_Task goal_. Filter the records below for the word "организациями". Copy each line that holds it.

****************

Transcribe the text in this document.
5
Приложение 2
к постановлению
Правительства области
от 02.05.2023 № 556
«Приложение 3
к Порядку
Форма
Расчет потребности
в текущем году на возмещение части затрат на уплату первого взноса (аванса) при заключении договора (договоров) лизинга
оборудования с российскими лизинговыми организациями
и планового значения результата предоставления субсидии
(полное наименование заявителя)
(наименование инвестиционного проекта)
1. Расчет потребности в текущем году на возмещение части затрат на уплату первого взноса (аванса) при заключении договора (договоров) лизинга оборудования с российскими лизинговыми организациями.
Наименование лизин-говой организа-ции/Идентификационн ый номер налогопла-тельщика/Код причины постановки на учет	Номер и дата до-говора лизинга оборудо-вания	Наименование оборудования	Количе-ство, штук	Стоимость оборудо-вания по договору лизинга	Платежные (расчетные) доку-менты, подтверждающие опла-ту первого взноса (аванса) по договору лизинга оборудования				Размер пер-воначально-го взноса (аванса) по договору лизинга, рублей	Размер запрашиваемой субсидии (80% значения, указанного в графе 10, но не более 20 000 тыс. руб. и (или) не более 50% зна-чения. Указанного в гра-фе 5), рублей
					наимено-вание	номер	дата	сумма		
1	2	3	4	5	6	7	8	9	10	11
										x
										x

****************

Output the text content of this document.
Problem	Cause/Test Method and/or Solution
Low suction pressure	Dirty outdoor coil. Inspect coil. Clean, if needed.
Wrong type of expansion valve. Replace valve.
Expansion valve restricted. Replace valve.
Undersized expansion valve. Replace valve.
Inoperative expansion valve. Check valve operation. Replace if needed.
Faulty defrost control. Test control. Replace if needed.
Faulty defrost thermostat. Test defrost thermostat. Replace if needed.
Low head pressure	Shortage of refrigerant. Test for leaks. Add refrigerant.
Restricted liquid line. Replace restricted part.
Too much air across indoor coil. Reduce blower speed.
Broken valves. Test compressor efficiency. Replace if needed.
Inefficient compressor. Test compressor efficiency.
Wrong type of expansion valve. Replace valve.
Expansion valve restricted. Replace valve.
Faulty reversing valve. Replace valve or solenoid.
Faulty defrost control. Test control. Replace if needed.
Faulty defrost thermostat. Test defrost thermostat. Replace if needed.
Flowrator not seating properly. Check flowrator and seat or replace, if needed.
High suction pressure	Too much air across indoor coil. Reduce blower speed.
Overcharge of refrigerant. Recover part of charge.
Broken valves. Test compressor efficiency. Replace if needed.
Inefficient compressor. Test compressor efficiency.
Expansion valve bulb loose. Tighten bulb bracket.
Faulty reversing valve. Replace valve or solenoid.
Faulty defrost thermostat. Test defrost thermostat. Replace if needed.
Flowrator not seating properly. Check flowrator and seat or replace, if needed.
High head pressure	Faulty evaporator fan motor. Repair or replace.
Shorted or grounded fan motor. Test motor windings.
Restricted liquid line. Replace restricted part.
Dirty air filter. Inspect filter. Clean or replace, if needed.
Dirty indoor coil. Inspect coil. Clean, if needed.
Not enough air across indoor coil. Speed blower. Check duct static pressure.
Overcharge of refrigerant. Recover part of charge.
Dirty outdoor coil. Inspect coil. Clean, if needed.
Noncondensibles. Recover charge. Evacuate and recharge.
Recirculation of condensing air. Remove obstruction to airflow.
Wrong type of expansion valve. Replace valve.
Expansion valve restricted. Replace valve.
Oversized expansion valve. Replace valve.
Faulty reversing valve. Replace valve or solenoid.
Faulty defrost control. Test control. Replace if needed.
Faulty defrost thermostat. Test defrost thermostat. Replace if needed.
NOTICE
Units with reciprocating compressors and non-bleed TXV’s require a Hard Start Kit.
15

****************

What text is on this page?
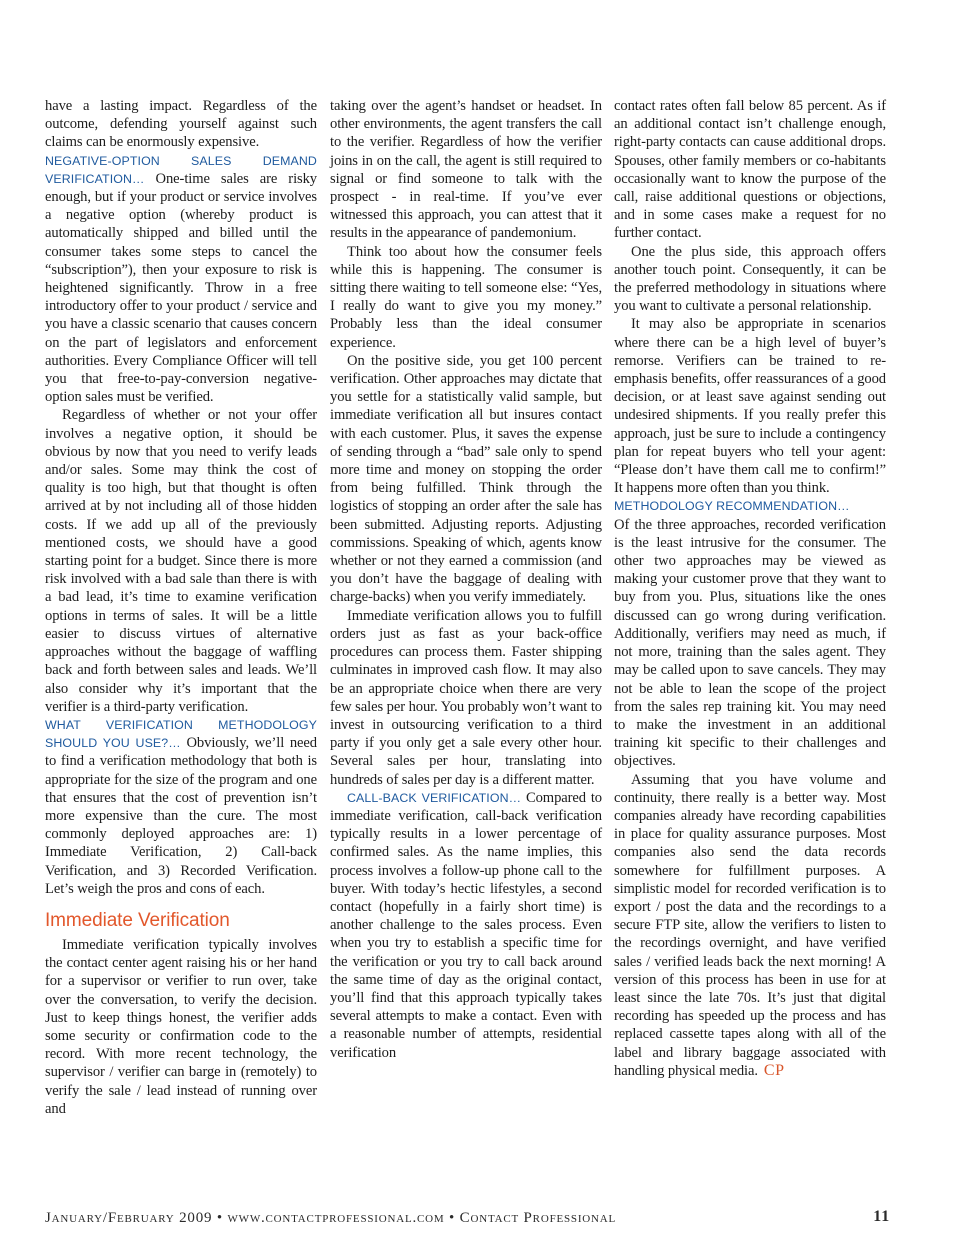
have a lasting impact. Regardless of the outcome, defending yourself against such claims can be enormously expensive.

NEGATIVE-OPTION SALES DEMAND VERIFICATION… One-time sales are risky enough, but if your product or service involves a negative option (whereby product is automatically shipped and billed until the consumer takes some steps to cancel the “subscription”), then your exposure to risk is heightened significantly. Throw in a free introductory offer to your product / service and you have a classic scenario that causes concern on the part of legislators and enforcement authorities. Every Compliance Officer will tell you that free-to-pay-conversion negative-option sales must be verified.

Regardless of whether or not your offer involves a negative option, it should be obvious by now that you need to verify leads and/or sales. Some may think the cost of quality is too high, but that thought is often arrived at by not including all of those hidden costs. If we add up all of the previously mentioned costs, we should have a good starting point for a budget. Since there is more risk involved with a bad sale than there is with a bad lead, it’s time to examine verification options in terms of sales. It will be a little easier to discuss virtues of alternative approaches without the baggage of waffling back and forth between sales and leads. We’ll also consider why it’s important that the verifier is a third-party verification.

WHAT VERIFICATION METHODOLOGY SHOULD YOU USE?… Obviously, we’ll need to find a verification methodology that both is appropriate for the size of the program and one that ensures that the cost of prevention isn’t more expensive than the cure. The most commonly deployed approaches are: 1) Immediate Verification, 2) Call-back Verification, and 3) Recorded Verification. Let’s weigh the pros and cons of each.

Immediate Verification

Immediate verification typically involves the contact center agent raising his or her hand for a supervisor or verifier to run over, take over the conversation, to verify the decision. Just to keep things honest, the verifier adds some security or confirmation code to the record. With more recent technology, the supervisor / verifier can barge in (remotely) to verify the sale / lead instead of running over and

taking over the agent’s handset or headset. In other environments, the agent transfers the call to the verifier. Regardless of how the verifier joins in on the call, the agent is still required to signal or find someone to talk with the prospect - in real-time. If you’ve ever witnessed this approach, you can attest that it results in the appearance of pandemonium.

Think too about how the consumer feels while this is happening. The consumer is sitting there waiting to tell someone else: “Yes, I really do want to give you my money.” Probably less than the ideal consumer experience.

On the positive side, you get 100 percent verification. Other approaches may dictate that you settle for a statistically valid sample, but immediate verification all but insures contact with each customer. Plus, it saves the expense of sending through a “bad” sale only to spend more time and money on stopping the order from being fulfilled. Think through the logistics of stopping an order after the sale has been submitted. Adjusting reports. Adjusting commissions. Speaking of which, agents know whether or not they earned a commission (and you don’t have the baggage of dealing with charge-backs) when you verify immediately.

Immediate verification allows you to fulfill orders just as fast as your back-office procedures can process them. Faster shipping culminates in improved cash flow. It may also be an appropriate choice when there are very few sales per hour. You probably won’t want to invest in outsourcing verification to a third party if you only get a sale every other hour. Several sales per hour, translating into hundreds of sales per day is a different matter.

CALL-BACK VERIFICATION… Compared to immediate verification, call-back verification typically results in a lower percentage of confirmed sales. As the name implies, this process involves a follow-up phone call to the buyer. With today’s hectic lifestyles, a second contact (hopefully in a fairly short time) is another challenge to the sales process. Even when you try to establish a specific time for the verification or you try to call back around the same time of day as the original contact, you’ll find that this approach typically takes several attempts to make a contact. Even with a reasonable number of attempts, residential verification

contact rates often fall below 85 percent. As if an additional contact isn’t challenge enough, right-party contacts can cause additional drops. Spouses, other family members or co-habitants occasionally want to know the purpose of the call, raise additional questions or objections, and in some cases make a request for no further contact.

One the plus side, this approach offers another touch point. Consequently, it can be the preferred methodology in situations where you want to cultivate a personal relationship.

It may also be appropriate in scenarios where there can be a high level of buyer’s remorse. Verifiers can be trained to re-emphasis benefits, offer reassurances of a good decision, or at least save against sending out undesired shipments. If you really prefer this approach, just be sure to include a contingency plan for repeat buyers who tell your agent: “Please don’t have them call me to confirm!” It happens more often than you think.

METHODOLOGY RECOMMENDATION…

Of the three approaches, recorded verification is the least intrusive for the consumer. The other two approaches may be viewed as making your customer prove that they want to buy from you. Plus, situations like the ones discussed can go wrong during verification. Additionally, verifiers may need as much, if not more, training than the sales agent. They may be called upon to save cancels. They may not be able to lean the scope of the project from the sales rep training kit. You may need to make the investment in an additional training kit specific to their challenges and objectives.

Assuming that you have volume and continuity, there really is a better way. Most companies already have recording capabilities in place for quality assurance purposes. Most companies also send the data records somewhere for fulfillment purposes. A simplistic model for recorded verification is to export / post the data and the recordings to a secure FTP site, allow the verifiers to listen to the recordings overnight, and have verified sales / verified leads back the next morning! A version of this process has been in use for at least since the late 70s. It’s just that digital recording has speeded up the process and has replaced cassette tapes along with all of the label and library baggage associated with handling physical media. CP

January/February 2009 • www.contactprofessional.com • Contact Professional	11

****************

_Response to the exercise_.
оборудования с российскими лизинговыми организациями
1. Расчет потребности в текущем году на возмещение части затрат на уплату первого взноса (аванса) при заключении договора (договоров) лизинга оборудования с российскими лизинговыми организациями.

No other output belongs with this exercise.